WORK INSTRUCTIONS.
Gather each line containing the string "JSON" from these entries.

Entries from a visual dataset:
[BEGIN]

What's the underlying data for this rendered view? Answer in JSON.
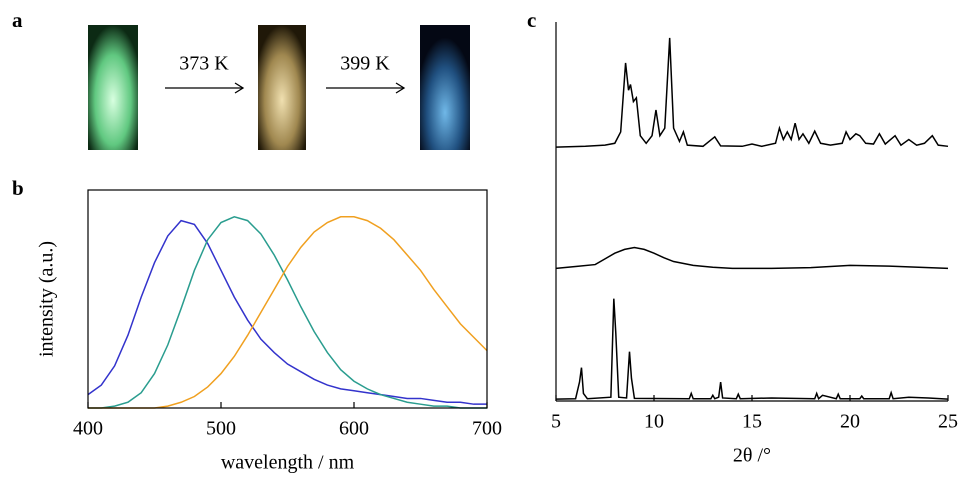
{
  "panel_labels": [
    "a",
    "b",
    "c"
  ],
  "photo_arrows": [
    "373 K",
    "399 K"
  ],
  "chart_data": [
    {
      "type": "line",
      "xlabel": "wavelength / nm",
      "ylabel": "intensity (a.u.)",
      "xlim": [
        400,
        700
      ],
      "xticks": [
        400,
        500,
        600,
        700
      ],
      "ylim": [
        0,
        1.14
      ],
      "x": [
        400,
        410,
        420,
        430,
        440,
        450,
        460,
        470,
        480,
        490,
        500,
        510,
        520,
        530,
        540,
        550,
        560,
        570,
        580,
        590,
        600,
        610,
        620,
        630,
        640,
        650,
        660,
        670,
        680,
        690,
        700
      ],
      "series": [
        {
          "color": "#3333cc",
          "values": [
            0.07,
            0.12,
            0.22,
            0.38,
            0.58,
            0.76,
            0.9,
            0.98,
            0.96,
            0.86,
            0.72,
            0.58,
            0.46,
            0.36,
            0.29,
            0.23,
            0.19,
            0.15,
            0.12,
            0.1,
            0.09,
            0.08,
            0.07,
            0.06,
            0.05,
            0.05,
            0.04,
            0.03,
            0.03,
            0.02,
            0.02
          ]
        },
        {
          "color": "#2a9d8f",
          "values": [
            0,
            0,
            0.01,
            0.03,
            0.08,
            0.18,
            0.33,
            0.52,
            0.72,
            0.88,
            0.97,
            1.0,
            0.98,
            0.91,
            0.8,
            0.67,
            0.53,
            0.4,
            0.29,
            0.2,
            0.14,
            0.1,
            0.07,
            0.05,
            0.03,
            0.02,
            0.01,
            0.01,
            0,
            0,
            0
          ]
        },
        {
          "color": "#f0a020",
          "values": [
            0,
            0,
            0,
            0,
            0,
            0,
            0.01,
            0.03,
            0.06,
            0.11,
            0.18,
            0.27,
            0.38,
            0.5,
            0.62,
            0.74,
            0.84,
            0.92,
            0.97,
            1.0,
            1.0,
            0.98,
            0.94,
            0.88,
            0.8,
            0.72,
            0.62,
            0.53,
            0.44,
            0.37,
            0.3
          ]
        }
      ]
    },
    {
      "type": "line",
      "xlabel": "2θ /°",
      "xlim": [
        5,
        25
      ],
      "xticks": [
        5,
        10,
        15,
        20,
        25
      ],
      "ylim": [
        0,
        1
      ],
      "series": [
        {
          "color": "#000000",
          "x": [
            5,
            6.0,
            6.2,
            6.3,
            6.4,
            6.6,
            7.8,
            7.95,
            8.05,
            8.2,
            8.6,
            8.75,
            8.85,
            9.0,
            11.8,
            11.9,
            12.0,
            12.9,
            13.0,
            13.1,
            13.3,
            13.4,
            13.5,
            14.2,
            14.3,
            14.4,
            16.0,
            18.2,
            18.3,
            18.4,
            18.6,
            19.3,
            19.4,
            19.5,
            20.5,
            20.6,
            20.7,
            22.0,
            22.1,
            22.2,
            23.0,
            24.0,
            25
          ],
          "values": [
            0.005,
            0.006,
            0.05,
            0.088,
            0.02,
            0.006,
            0.01,
            0.27,
            0.18,
            0.01,
            0.008,
            0.13,
            0.06,
            0.007,
            0.006,
            0.02,
            0.006,
            0.006,
            0.015,
            0.006,
            0.01,
            0.05,
            0.008,
            0.006,
            0.018,
            0.006,
            0.008,
            0.006,
            0.02,
            0.006,
            0.015,
            0.006,
            0.018,
            0.006,
            0.006,
            0.013,
            0.006,
            0.006,
            0.022,
            0.006,
            0.01,
            0.008,
            0.005
          ]
        },
        {
          "color": "#000000",
          "x": [
            5,
            6,
            7,
            7.5,
            8,
            8.5,
            9,
            9.5,
            10,
            10.5,
            11,
            12,
            13,
            14,
            16,
            18,
            20,
            22,
            24,
            25
          ],
          "values": [
            0.35,
            0.355,
            0.36,
            0.375,
            0.39,
            0.4,
            0.405,
            0.4,
            0.39,
            0.378,
            0.368,
            0.358,
            0.353,
            0.35,
            0.35,
            0.352,
            0.358,
            0.356,
            0.352,
            0.35
          ]
        },
        {
          "color": "#000000",
          "x": [
            5,
            6.5,
            7.5,
            8.0,
            8.3,
            8.55,
            8.7,
            8.8,
            8.95,
            9.1,
            9.3,
            9.6,
            9.9,
            10.1,
            10.3,
            10.55,
            10.8,
            11.0,
            11.3,
            11.5,
            11.7,
            12.5,
            13.1,
            13.4,
            14.5,
            15.0,
            15.5,
            16.2,
            16.4,
            16.6,
            16.8,
            17.0,
            17.2,
            17.4,
            17.6,
            17.9,
            18.2,
            18.5,
            19.0,
            19.6,
            19.8,
            20.0,
            20.3,
            20.5,
            20.8,
            21.2,
            21.5,
            21.8,
            22.3,
            22.6,
            23.0,
            23.4,
            23.8,
            24.2,
            24.5,
            25
          ],
          "values": [
            0.67,
            0.672,
            0.675,
            0.68,
            0.71,
            0.892,
            0.82,
            0.835,
            0.79,
            0.8,
            0.7,
            0.68,
            0.7,
            0.768,
            0.7,
            0.72,
            0.958,
            0.72,
            0.685,
            0.71,
            0.675,
            0.672,
            0.697,
            0.673,
            0.672,
            0.678,
            0.672,
            0.68,
            0.72,
            0.69,
            0.71,
            0.69,
            0.733,
            0.69,
            0.705,
            0.68,
            0.712,
            0.68,
            0.675,
            0.68,
            0.71,
            0.69,
            0.705,
            0.7,
            0.68,
            0.678,
            0.705,
            0.678,
            0.7,
            0.675,
            0.69,
            0.675,
            0.68,
            0.7,
            0.675,
            0.672
          ]
        }
      ]
    }
  ]
}
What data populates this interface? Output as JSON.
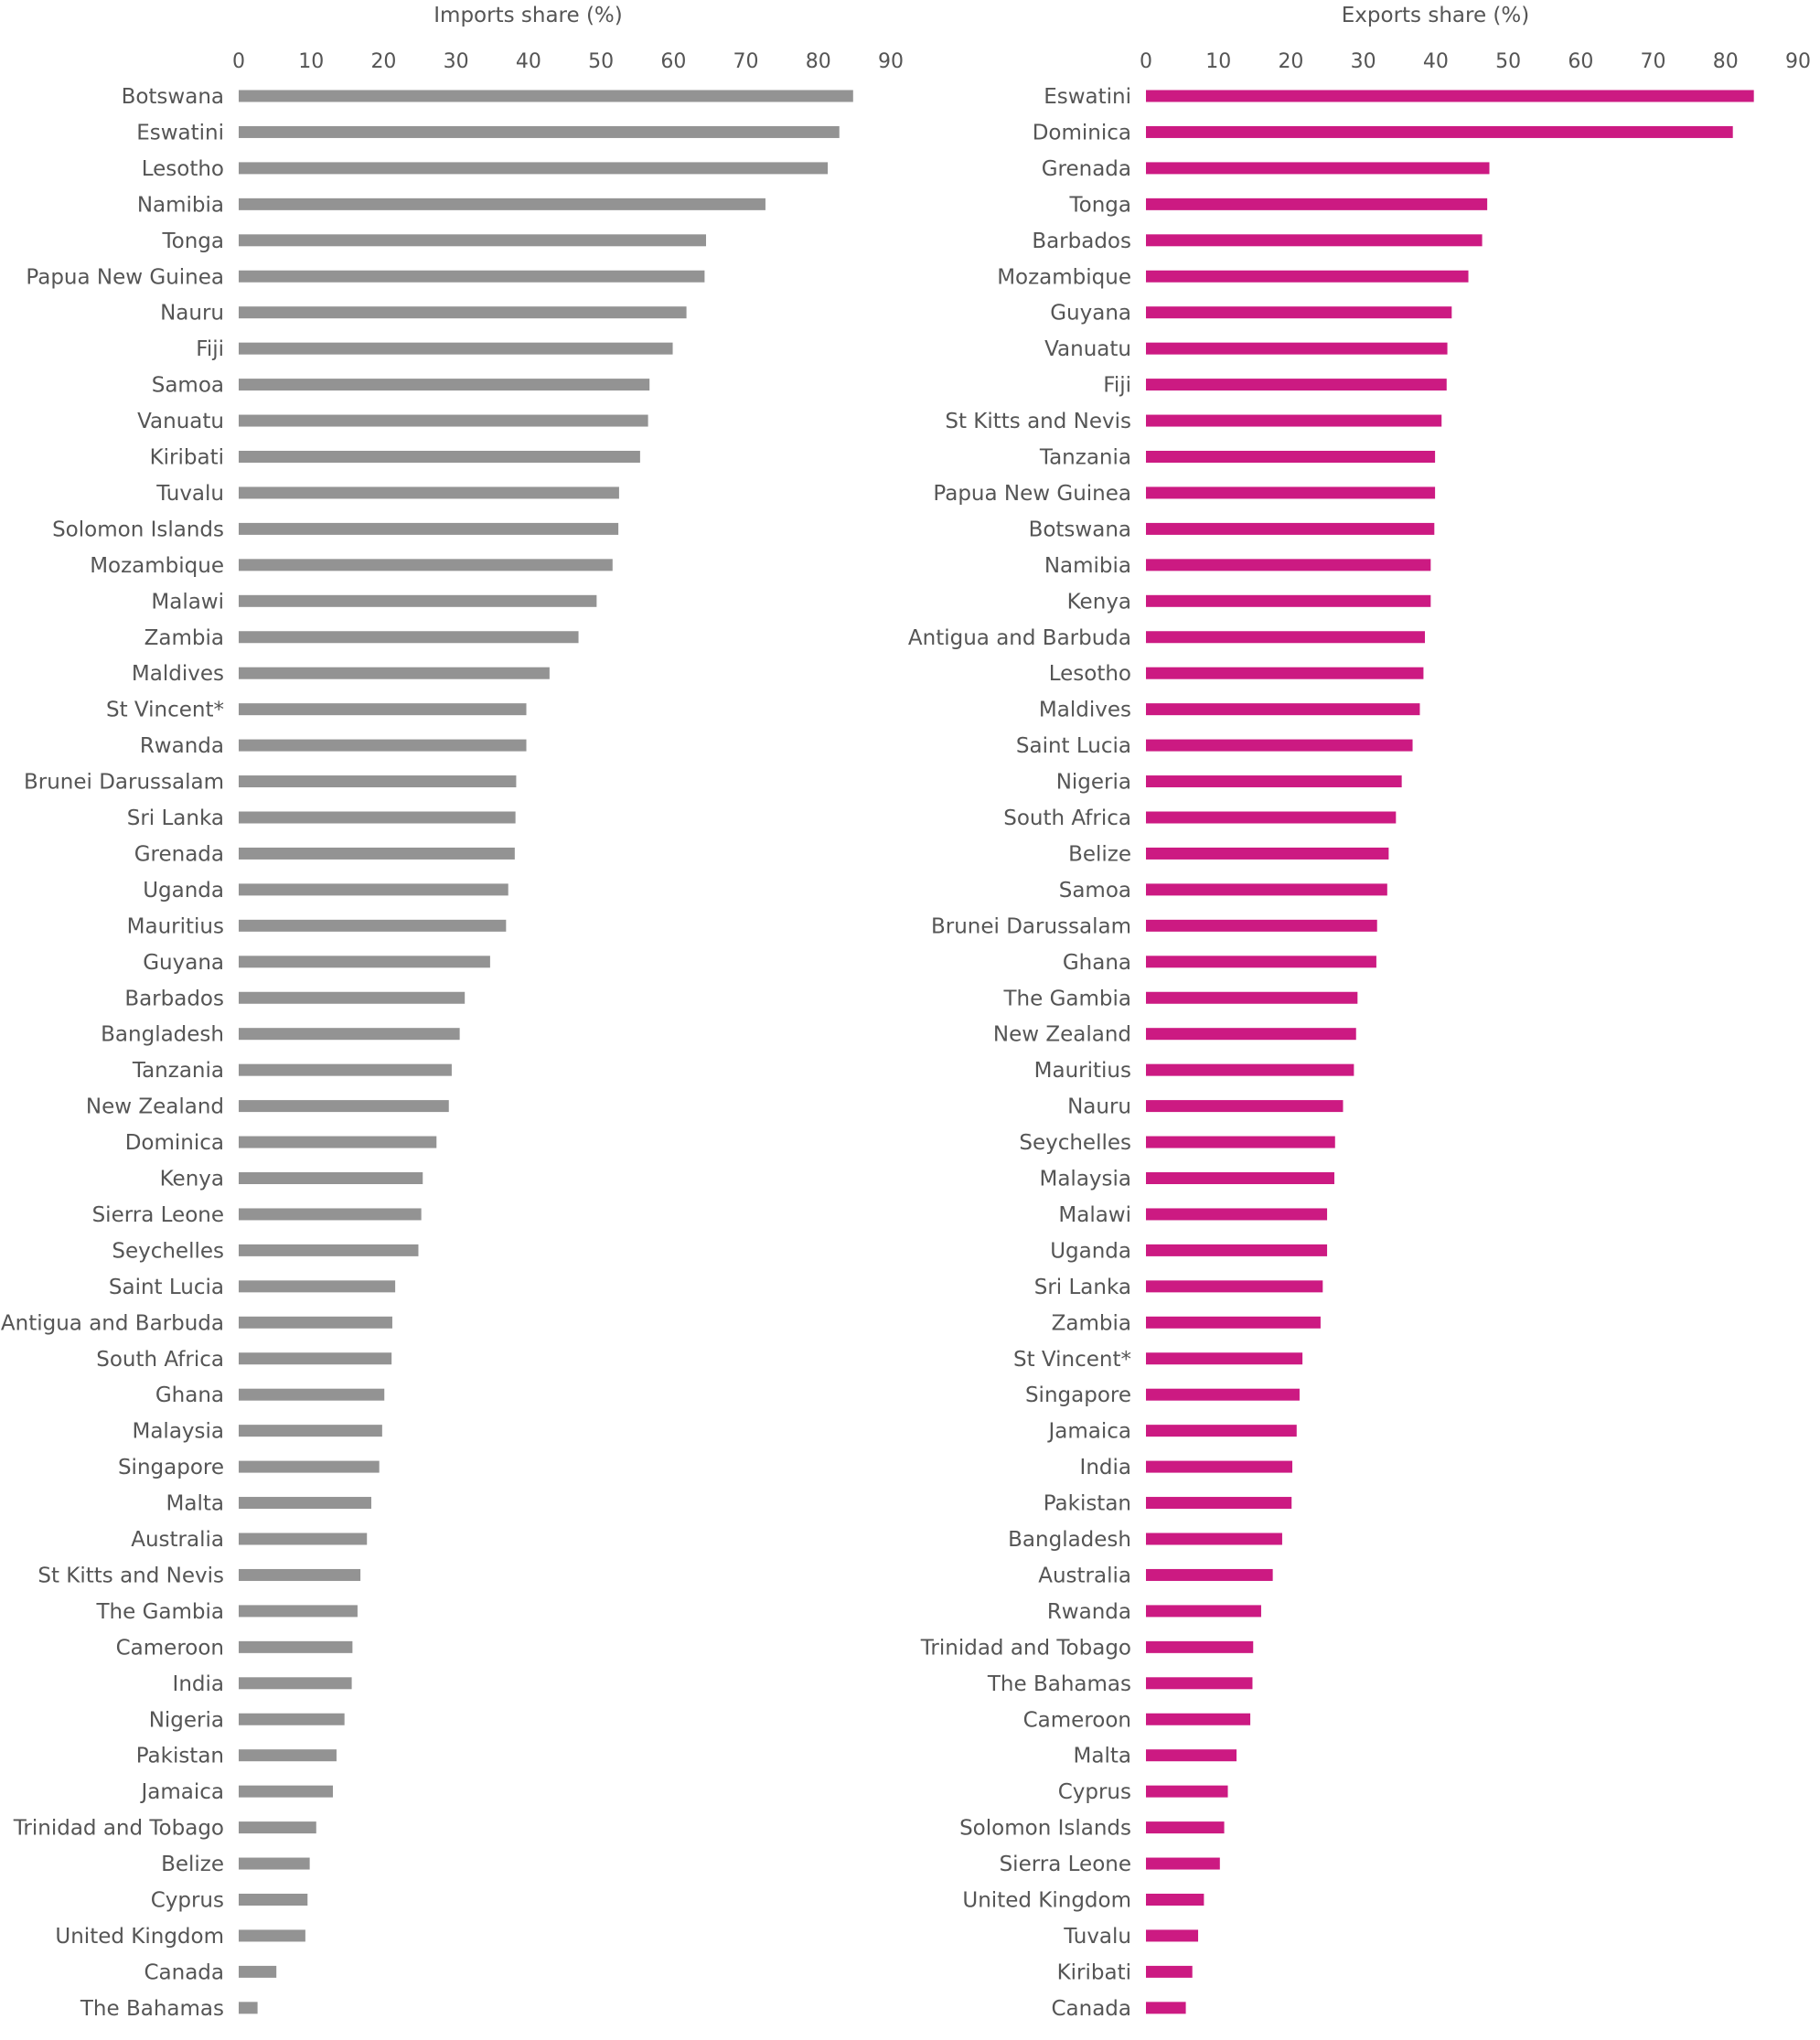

[END]

COMPLETE ANSWER.
What's the underlying data for this rendered view? Answer in JSON.
What data populates this interface? Output as JSON.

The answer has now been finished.